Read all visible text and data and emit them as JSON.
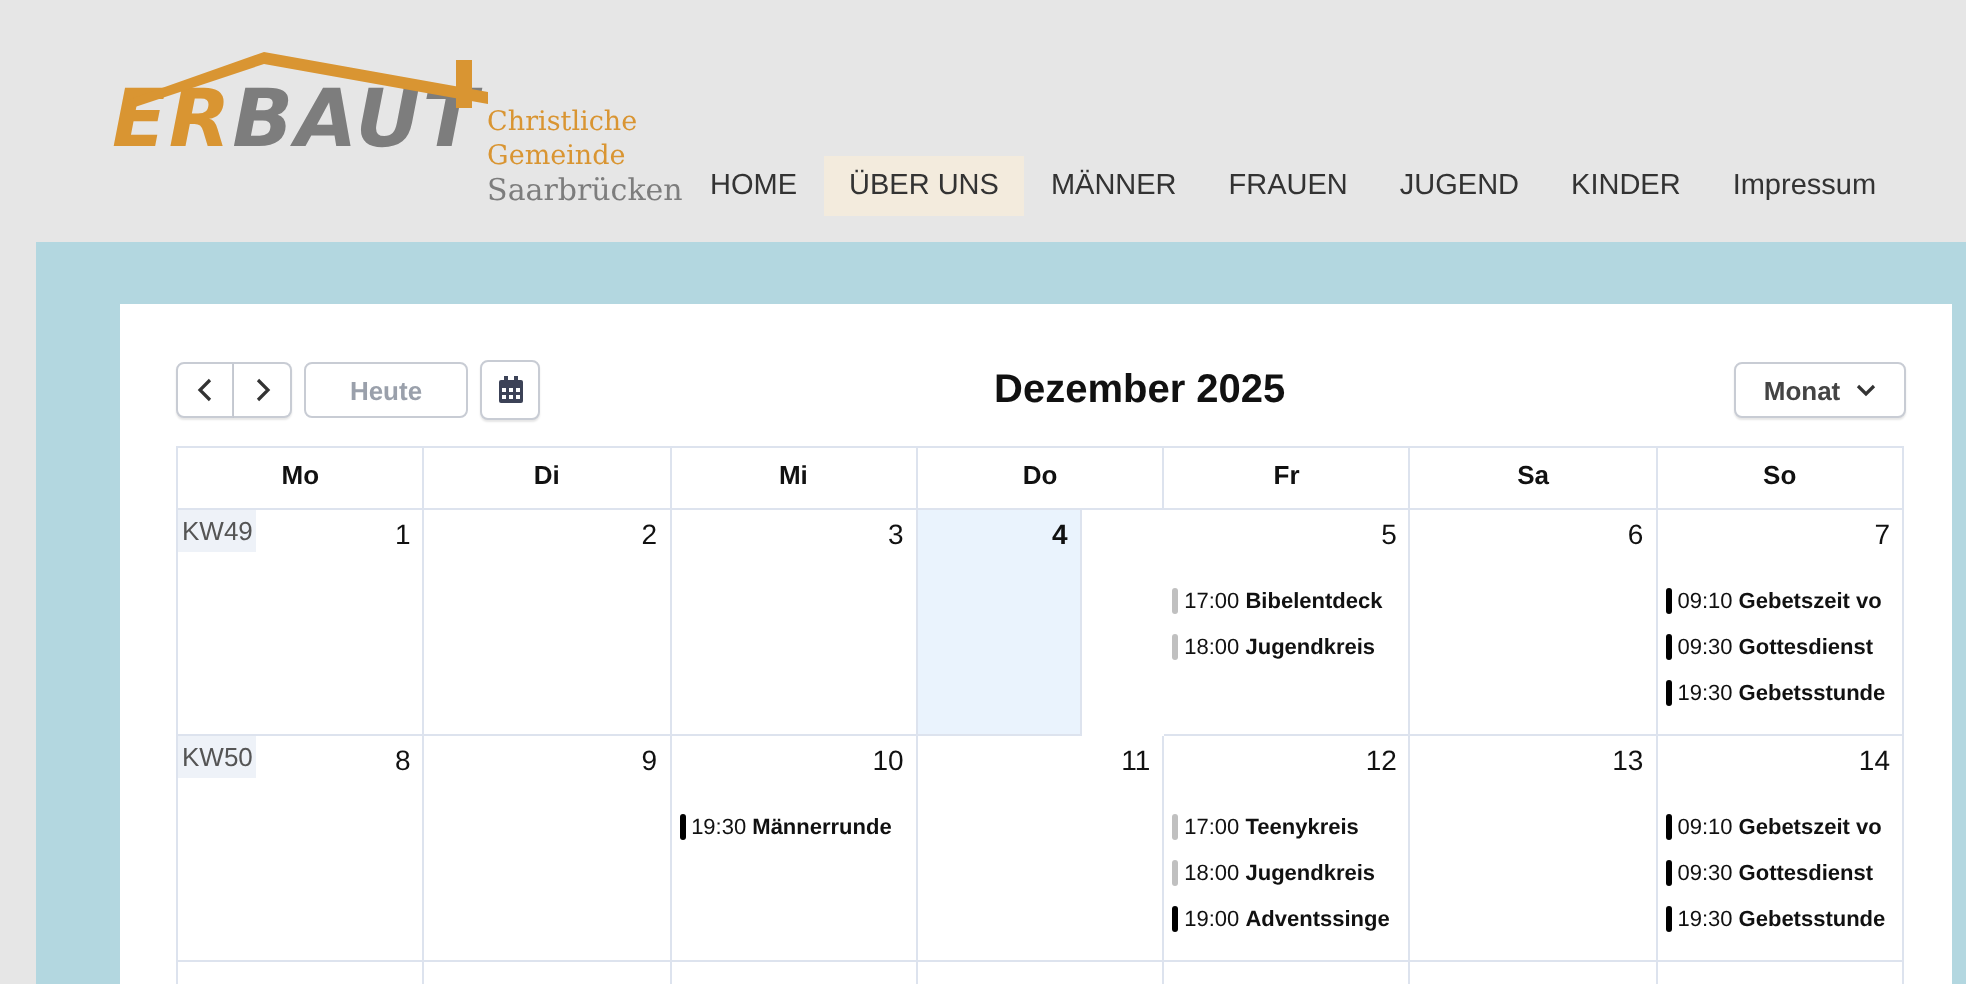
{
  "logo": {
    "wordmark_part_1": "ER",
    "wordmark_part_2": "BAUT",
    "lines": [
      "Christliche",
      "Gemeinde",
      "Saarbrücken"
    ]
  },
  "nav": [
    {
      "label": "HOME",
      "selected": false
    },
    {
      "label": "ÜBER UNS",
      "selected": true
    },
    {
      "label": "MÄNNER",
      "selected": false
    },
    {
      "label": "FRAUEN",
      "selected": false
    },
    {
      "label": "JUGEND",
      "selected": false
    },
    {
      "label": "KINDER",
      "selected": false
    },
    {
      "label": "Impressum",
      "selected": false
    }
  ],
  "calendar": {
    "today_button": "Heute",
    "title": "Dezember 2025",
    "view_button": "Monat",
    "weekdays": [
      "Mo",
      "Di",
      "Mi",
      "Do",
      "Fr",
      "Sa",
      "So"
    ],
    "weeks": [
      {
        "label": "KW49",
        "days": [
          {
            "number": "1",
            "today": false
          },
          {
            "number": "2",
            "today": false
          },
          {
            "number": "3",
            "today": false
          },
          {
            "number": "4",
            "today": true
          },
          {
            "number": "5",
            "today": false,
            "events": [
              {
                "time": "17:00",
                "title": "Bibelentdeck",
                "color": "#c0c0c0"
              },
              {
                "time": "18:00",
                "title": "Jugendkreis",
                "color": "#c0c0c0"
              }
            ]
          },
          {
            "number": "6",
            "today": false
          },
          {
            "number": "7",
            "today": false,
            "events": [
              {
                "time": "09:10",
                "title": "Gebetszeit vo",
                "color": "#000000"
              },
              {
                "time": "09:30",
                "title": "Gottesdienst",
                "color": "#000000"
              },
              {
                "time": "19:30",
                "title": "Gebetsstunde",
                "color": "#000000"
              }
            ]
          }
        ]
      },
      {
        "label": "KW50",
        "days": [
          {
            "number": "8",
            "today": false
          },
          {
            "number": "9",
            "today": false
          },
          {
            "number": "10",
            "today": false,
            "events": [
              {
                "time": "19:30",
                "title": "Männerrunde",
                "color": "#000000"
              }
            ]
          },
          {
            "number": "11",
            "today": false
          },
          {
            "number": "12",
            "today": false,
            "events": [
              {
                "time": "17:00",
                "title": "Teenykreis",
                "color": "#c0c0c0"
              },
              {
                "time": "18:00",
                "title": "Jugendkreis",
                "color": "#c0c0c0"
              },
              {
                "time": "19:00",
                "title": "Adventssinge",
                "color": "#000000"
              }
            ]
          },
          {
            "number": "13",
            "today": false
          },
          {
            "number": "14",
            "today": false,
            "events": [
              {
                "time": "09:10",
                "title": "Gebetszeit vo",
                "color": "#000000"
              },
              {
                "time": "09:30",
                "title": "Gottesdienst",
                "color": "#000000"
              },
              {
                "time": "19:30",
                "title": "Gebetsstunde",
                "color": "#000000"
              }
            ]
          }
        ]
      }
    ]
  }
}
===
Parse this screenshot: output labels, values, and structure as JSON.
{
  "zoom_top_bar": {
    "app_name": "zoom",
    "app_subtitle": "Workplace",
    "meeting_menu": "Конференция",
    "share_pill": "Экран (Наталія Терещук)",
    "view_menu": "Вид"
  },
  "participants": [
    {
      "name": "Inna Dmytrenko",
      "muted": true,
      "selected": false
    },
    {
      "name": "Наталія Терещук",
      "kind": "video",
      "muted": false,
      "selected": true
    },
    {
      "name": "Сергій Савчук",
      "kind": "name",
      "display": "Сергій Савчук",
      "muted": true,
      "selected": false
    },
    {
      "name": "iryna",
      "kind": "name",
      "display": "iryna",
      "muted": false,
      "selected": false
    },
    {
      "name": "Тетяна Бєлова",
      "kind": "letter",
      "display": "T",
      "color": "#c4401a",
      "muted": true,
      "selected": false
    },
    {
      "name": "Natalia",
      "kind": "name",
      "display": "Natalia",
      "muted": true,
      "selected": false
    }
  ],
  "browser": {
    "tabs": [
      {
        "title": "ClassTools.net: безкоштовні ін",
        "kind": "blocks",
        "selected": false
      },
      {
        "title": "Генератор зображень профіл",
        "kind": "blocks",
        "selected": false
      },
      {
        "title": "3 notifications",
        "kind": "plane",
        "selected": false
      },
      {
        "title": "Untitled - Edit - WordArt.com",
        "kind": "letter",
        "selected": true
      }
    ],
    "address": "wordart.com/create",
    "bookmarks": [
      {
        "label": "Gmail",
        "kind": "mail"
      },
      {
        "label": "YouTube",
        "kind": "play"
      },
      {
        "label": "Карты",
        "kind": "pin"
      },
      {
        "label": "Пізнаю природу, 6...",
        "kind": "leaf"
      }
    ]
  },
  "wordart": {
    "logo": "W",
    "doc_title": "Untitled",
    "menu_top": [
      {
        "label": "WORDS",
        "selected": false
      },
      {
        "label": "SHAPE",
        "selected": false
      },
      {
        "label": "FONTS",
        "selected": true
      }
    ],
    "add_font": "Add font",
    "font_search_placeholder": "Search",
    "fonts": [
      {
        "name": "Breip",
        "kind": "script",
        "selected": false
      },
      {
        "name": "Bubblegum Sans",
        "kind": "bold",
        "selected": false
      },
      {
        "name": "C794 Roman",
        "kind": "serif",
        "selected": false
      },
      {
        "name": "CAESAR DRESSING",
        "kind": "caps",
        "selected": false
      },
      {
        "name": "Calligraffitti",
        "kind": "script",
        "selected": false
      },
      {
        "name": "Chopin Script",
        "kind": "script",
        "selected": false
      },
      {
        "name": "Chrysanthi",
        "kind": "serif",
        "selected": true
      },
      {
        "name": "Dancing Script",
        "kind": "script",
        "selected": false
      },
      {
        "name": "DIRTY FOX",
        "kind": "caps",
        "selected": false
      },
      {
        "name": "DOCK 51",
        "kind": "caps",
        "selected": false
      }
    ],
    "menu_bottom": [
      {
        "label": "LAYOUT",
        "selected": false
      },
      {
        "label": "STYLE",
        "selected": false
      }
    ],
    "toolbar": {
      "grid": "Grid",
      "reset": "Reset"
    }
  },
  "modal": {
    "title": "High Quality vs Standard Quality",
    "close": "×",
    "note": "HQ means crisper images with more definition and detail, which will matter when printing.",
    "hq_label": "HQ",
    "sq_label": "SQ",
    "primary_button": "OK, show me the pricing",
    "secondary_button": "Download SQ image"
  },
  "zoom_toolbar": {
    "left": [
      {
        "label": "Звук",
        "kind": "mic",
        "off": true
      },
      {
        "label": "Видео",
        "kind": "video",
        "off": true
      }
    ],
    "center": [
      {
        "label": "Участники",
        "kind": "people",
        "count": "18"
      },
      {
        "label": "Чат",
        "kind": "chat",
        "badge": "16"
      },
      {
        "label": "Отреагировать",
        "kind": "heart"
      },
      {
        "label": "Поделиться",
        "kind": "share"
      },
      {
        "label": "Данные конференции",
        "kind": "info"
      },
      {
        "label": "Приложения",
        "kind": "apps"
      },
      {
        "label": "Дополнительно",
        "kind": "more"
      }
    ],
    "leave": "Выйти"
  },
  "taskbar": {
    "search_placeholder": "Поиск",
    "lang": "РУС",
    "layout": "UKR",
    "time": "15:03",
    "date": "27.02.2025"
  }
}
===
[Job] Using the material above, copy every line in which the string "Сергій" occurs.

[Expected answer]
      "name": "Сергій Савчук",
      "display": "Сергій Савчук",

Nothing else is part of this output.